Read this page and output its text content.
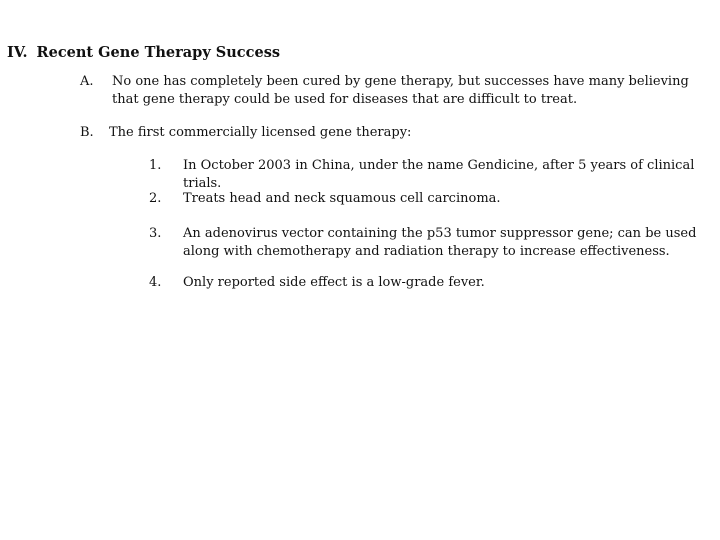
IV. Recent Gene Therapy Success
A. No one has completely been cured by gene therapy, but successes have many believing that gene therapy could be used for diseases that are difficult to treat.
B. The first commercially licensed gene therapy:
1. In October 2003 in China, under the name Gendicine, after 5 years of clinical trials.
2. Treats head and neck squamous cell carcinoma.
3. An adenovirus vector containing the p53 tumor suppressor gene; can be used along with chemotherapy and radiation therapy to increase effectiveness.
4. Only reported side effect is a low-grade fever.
....
→ **GOAL OF THE EXERCISE**
Copy out the preceding entries without a single change, leaving out the pictures.

→ **RESULT BELOW**
Read this page and output its text content.
IV. Recent Gene Therapy Success
A. No one has completely been cured by gene therapy, but successes have many believing that gene therapy could be used for diseases that are difficult to treat.
B. The first commercially licensed gene therapy:
1. In October 2003 in China, under the name Gendicine, after 5 years of clinical trials.
2. Treats head and neck squamous cell carcinoma.
3. An adenovirus vector containing the p53 tumor suppressor gene; can be used along with chemotherapy and radiation therapy to increase effectiveness.
4. Only reported side effect is a low-grade fever.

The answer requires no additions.